Directions:
Copy out the listing that follows exactly, dropping every picture.
— begin Record list —
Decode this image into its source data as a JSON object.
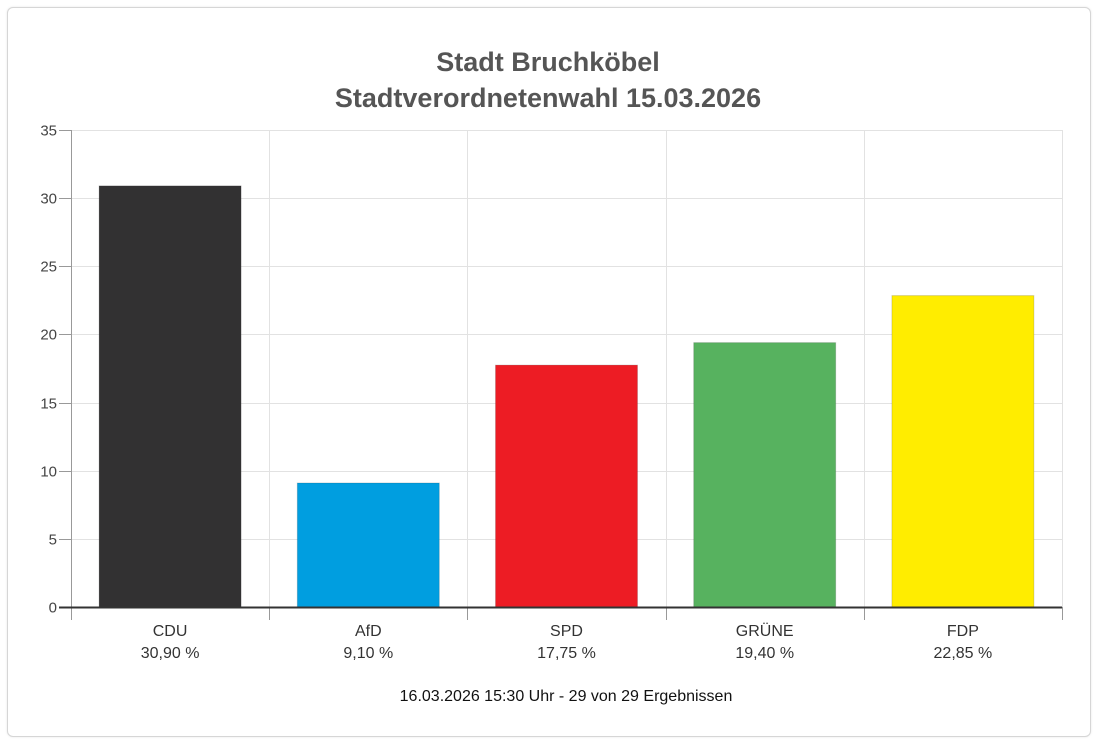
{
  "chart_data": {
    "type": "bar",
    "title": "Stadt Bruchköbel",
    "subtitle": "Stadtverordnetenwahl 15.03.2026",
    "categories": [
      "CDU",
      "AfD",
      "SPD",
      "GRÜNE",
      "FDP"
    ],
    "values": [
      30.9,
      9.1,
      17.75,
      19.4,
      22.85
    ],
    "value_labels": [
      "30,90 %",
      "9,10 %",
      "17,75 %",
      "19,40 %",
      "22,85 %"
    ],
    "colors": [
      "#323132",
      "#009ee0",
      "#ed1c24",
      "#57b25f",
      "#ffed00"
    ],
    "ylim": [
      0,
      35
    ],
    "yticks": [
      "0",
      "5",
      "10",
      "15",
      "20",
      "25",
      "30",
      "35"
    ],
    "ytick_values": [
      0,
      5,
      10,
      15,
      20,
      25,
      30,
      35
    ],
    "grid": true,
    "xlabel": "",
    "ylabel": ""
  },
  "footer": "16.03.2026 15:30 Uhr - 29 von 29 Ergebnissen",
  "colors": {
    "grid": "#e2e2e2",
    "axis": "#333333",
    "text": "#555555"
  }
}
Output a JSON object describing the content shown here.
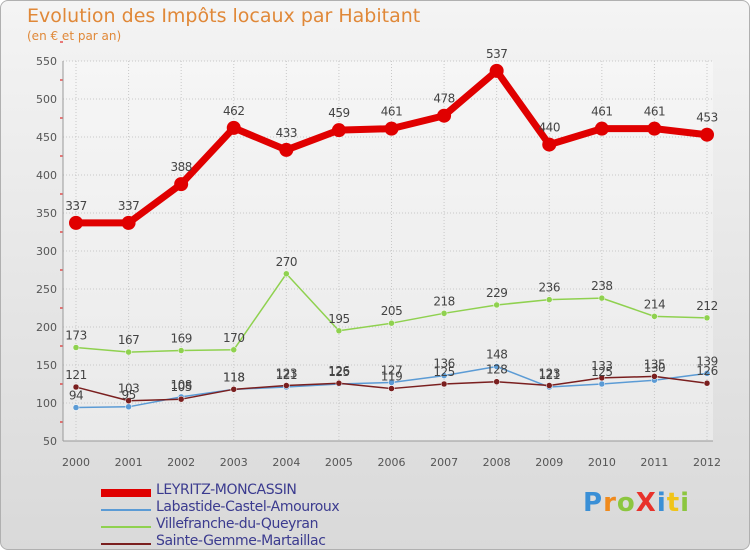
— end Record list —
Written answer:
Decode this image into its source data as a JSON object.
{
  "chart_data": {
    "type": "bar",
    "title": "Stadt Bruchköbel",
    "subtitle": "Stadtverordnetenwahl 15.03.2026",
    "categories": [
      "CDU",
      "AfD",
      "SPD",
      "GRÜNE",
      "FDP"
    ],
    "values": [
      30.9,
      9.1,
      17.75,
      19.4,
      22.85
    ],
    "value_labels": [
      "30,90 %",
      "9,10 %",
      "17,75 %",
      "19,40 %",
      "22,85 %"
    ],
    "colors": [
      "#323132",
      "#009ee0",
      "#ed1c24",
      "#57b25f",
      "#ffed00"
    ],
    "ylim": [
      0,
      35
    ],
    "yticks": [
      "0",
      "5",
      "10",
      "15",
      "20",
      "25",
      "30",
      "35"
    ],
    "ytick_values": [
      0,
      5,
      10,
      15,
      20,
      25,
      30,
      35
    ],
    "grid": true,
    "xlabel": "",
    "ylabel": ""
  },
  "footer": "16.03.2026 15:30 Uhr - 29 von 29 Ergebnissen",
  "colors": {
    "grid": "#e2e2e2",
    "axis": "#333333",
    "text": "#555555"
  }
}
Output a JSON object describing the content shown here.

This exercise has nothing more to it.